Segment Start: EXTRACTED DATA

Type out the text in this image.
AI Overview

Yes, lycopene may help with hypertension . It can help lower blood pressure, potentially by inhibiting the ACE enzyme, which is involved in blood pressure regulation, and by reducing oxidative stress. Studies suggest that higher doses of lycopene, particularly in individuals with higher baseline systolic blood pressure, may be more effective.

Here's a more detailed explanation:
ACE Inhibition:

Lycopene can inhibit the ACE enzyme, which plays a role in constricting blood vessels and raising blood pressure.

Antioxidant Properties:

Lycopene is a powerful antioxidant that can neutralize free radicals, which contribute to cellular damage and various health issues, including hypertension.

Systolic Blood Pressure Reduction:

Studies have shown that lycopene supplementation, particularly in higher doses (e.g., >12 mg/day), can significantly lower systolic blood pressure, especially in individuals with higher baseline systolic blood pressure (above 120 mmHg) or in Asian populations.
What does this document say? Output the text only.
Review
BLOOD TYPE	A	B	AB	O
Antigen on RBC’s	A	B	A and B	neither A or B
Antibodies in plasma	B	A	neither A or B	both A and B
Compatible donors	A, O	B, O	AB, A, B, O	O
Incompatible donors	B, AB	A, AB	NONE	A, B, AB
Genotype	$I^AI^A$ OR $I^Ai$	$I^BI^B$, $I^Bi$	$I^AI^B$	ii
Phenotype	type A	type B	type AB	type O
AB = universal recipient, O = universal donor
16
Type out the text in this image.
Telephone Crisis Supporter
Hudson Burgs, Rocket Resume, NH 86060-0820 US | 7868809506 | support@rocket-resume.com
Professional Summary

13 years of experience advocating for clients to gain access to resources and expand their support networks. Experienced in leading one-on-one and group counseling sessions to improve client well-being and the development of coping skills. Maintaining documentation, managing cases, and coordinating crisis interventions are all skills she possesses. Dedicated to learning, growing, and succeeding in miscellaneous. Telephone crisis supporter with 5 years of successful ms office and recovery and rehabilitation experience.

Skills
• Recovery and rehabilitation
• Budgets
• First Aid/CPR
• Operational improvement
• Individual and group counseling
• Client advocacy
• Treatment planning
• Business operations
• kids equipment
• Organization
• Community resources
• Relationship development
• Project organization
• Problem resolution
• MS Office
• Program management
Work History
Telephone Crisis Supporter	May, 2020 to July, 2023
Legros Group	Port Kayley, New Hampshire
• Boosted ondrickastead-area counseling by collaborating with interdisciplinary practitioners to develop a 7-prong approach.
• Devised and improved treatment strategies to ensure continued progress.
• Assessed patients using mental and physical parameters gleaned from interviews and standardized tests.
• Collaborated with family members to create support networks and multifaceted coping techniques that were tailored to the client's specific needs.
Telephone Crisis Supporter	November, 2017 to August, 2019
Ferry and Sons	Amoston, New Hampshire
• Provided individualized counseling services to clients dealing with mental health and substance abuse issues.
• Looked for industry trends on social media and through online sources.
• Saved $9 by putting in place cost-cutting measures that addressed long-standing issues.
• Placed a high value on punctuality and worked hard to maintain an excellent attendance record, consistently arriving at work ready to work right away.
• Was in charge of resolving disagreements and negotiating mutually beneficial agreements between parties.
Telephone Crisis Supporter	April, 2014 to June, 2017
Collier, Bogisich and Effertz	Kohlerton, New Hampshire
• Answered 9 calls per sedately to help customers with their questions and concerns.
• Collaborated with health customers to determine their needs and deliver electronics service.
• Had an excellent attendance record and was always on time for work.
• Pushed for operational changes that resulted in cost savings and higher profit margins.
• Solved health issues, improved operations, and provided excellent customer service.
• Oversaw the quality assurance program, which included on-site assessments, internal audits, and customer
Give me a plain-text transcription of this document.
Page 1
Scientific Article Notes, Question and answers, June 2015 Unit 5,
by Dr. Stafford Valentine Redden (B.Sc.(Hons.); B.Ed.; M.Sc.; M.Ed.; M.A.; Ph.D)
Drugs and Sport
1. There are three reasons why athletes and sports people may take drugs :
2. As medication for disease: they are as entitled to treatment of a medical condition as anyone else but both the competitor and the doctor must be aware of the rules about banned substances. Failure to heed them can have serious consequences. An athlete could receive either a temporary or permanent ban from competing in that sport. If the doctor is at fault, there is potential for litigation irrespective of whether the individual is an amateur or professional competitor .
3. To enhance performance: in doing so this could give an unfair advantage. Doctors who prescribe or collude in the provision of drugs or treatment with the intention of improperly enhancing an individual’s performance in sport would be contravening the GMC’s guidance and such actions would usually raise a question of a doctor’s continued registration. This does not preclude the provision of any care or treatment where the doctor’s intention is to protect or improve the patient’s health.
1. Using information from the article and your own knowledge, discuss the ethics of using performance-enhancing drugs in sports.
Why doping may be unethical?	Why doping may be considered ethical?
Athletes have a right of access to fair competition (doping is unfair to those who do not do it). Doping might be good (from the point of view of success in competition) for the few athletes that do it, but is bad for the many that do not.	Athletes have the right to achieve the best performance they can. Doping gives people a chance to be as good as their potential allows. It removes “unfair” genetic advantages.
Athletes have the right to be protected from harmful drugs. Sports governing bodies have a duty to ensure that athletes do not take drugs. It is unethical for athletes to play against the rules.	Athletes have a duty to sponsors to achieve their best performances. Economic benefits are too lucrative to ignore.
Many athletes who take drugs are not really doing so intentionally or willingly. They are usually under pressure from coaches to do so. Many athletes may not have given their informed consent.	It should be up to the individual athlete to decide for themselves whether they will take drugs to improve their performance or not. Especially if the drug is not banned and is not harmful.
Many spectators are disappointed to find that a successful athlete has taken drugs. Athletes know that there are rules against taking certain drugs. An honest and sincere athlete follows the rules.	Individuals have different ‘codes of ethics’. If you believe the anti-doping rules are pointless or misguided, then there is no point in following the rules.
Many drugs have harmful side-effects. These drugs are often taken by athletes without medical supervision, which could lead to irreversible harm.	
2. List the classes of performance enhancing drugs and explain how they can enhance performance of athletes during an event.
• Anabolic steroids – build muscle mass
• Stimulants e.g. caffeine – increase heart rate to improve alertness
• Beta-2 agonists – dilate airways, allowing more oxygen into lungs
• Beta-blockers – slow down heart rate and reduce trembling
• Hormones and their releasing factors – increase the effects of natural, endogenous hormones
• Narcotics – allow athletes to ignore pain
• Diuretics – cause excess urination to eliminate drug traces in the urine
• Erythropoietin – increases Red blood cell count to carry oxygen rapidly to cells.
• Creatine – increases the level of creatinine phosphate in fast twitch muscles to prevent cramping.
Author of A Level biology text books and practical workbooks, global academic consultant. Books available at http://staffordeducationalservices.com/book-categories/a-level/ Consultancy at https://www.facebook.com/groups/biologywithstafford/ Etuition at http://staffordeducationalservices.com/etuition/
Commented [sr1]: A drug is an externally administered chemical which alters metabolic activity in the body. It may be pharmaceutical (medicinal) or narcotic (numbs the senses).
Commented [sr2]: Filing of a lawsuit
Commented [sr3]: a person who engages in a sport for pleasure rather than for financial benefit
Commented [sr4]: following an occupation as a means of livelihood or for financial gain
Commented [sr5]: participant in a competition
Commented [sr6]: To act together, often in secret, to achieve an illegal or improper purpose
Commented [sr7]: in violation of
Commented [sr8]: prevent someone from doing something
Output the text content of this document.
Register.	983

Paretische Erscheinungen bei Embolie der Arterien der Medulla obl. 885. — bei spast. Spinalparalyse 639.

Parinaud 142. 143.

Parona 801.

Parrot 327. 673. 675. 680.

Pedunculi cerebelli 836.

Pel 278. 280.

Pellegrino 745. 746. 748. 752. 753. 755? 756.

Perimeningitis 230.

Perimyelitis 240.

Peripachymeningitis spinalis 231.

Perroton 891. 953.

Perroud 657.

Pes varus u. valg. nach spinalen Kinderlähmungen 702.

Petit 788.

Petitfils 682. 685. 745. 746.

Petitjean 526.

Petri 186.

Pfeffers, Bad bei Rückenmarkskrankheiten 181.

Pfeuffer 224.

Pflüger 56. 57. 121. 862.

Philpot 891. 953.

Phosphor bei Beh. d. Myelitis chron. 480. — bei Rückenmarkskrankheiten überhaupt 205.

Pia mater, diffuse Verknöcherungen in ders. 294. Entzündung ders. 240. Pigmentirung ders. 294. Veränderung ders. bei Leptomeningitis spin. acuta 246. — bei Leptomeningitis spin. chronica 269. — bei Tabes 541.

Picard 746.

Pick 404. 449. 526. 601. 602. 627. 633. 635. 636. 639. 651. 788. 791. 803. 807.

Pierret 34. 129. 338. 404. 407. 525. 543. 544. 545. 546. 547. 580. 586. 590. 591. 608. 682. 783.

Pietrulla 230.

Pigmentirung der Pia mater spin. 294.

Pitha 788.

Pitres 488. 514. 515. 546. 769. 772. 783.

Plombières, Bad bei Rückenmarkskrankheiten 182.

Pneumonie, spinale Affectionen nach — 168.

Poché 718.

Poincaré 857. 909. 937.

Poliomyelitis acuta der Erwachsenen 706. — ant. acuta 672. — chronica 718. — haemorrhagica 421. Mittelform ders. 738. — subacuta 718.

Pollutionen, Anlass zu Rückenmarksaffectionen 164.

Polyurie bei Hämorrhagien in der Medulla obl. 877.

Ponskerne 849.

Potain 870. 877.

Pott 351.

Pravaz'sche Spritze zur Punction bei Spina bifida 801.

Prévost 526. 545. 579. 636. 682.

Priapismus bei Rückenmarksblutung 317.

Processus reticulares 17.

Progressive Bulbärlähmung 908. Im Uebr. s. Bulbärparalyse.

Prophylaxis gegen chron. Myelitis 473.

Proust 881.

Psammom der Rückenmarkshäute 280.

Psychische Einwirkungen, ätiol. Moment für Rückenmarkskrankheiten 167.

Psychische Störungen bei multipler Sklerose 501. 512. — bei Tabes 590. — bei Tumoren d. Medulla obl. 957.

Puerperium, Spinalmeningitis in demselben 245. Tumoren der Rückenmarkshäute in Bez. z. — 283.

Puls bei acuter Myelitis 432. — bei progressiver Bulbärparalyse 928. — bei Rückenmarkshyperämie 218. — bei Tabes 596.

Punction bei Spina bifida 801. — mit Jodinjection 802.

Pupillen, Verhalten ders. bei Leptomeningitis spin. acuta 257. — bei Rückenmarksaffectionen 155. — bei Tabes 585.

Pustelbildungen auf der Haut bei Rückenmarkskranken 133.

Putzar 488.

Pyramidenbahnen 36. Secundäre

Segment End: EXTRACTED DATA

**PROBLEM**
Find the lines above that include the string "Tabes" and copy them.

**WRITTEN ANSWER**
Pia mater, diffuse Verknöcherungen in ders. 294. Entzündung ders. 240. Pigmentirung ders. 294. Veränderung ders. bei Leptomeningitis spin. acuta 246. — bei Leptomeningitis spin. chronica 269. — bei Tabes 541.
Psychische Störungen bei multipler Sklerose 501. 512. — bei Tabes 590. — bei Tumoren d. Medulla obl. 957.
Puls bei acuter Myelitis 432. — bei progressiver Bulbärparalyse 928. — bei Rückenmarkshyperämie 218. — bei Tabes 596.
Pupillen, Verhalten ders. bei Leptomeningitis spin. acuta 257. — bei Rückenmarksaffectionen 155. — bei Tabes 585.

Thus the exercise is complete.